-- start of Information shown --
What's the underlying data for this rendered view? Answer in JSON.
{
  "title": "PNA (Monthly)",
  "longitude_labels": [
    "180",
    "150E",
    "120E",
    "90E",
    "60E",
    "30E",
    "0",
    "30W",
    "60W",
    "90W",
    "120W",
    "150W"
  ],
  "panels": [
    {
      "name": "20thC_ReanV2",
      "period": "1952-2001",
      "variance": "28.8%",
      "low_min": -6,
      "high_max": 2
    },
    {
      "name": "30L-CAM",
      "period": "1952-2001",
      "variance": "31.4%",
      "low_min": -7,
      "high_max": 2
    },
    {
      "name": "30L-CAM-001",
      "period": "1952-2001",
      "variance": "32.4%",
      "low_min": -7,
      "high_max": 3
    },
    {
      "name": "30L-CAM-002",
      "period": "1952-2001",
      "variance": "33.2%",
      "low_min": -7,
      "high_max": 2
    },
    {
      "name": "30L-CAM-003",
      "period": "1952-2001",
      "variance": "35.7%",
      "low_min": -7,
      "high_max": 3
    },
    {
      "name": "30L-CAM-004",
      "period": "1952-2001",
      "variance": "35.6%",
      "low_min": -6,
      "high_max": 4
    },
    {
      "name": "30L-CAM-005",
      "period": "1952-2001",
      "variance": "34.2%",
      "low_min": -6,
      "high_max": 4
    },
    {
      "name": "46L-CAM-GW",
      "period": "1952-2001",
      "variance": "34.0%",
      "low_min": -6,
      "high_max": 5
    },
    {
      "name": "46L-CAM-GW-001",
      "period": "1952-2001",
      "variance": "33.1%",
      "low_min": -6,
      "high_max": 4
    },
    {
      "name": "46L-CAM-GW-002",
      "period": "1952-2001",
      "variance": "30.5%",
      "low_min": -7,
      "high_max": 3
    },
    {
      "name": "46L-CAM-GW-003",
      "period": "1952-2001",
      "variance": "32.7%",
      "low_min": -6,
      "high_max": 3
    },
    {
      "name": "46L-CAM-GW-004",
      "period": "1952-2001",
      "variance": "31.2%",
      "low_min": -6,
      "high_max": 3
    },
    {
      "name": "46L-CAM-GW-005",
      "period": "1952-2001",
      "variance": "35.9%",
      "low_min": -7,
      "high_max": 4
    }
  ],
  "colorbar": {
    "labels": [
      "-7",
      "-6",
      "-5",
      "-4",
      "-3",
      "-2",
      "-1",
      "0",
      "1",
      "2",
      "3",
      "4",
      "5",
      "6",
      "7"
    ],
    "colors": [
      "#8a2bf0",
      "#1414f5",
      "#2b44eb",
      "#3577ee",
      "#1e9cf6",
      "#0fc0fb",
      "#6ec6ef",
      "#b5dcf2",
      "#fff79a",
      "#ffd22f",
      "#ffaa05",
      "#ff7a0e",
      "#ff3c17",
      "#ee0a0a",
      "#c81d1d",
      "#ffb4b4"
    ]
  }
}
-- end of Information shown --
→ **Description of the task**
Print every line of the records exactly. Omit nothing.

→ **Correct output**
What's the underlying data for this rendered view? Answer in JSON.
{
  "title": "PNA (Monthly)",
  "longitude_labels": [
    "180",
    "150E",
    "120E",
    "90E",
    "60E",
    "30E",
    "0",
    "30W",
    "60W",
    "90W",
    "120W",
    "150W"
  ],
  "panels": [
    {
      "name": "20thC_ReanV2",
      "period": "1952-2001",
      "variance": "28.8%",
      "low_min": -6,
      "high_max": 2
    },
    {
      "name": "30L-CAM",
      "period": "1952-2001",
      "variance": "31.4%",
      "low_min": -7,
      "high_max": 2
    },
    {
      "name": "30L-CAM-001",
      "period": "1952-2001",
      "variance": "32.4%",
      "low_min": -7,
      "high_max": 3
    },
    {
      "name": "30L-CAM-002",
      "period": "1952-2001",
      "variance": "33.2%",
      "low_min": -7,
      "high_max": 2
    },
    {
      "name": "30L-CAM-003",
      "period": "1952-2001",
      "variance": "35.7%",
      "low_min": -7,
      "high_max": 3
    },
    {
      "name": "30L-CAM-004",
      "period": "1952-2001",
      "variance": "35.6%",
      "low_min": -6,
      "high_max": 4
    },
    {
      "name": "30L-CAM-005",
      "period": "1952-2001",
      "variance": "34.2%",
      "low_min": -6,
      "high_max": 4
    },
    {
      "name": "46L-CAM-GW",
      "period": "1952-2001",
      "variance": "34.0%",
      "low_min": -6,
      "high_max": 5
    },
    {
      "name": "46L-CAM-GW-001",
      "period": "1952-2001",
      "variance": "33.1%",
      "low_min": -6,
      "high_max": 4
    },
    {
      "name": "46L-CAM-GW-002",
      "period": "1952-2001",
      "variance": "30.5%",
      "low_min": -7,
      "high_max": 3
    },
    {
      "name": "46L-CAM-GW-003",
      "period": "1952-2001",
      "variance": "32.7%",
      "low_min": -6,
      "high_max": 3
    },
    {
      "name": "46L-CAM-GW-004",
      "period": "1952-2001",
      "variance": "31.2%",
      "low_min": -6,
      "high_max": 3
    },
    {
      "name": "46L-CAM-GW-005",
      "period": "1952-2001",
      "variance": "35.9%",
      "low_min": -7,
      "high_max": 4
    }
  ],
  "colorbar": {
    "labels": [
      "-7",
      "-6",
      "-5",
      "-4",
      "-3",
      "-2",
      "-1",
      "0",
      "1",
      "2",
      "3",
      "4",
      "5",
      "6",
      "7"
    ],
    "colors": [
      "#8a2bf0",
      "#1414f5",
      "#2b44eb",
      "#3577ee",
      "#1e9cf6",
      "#0fc0fb",
      "#6ec6ef",
      "#b5dcf2",
      "#fff79a",
      "#ffd22f",
      "#ffaa05",
      "#ff7a0e",
      "#ff3c17",
      "#ee0a0a",
      "#c81d1d",
      "#ffb4b4"
    ]
  }
}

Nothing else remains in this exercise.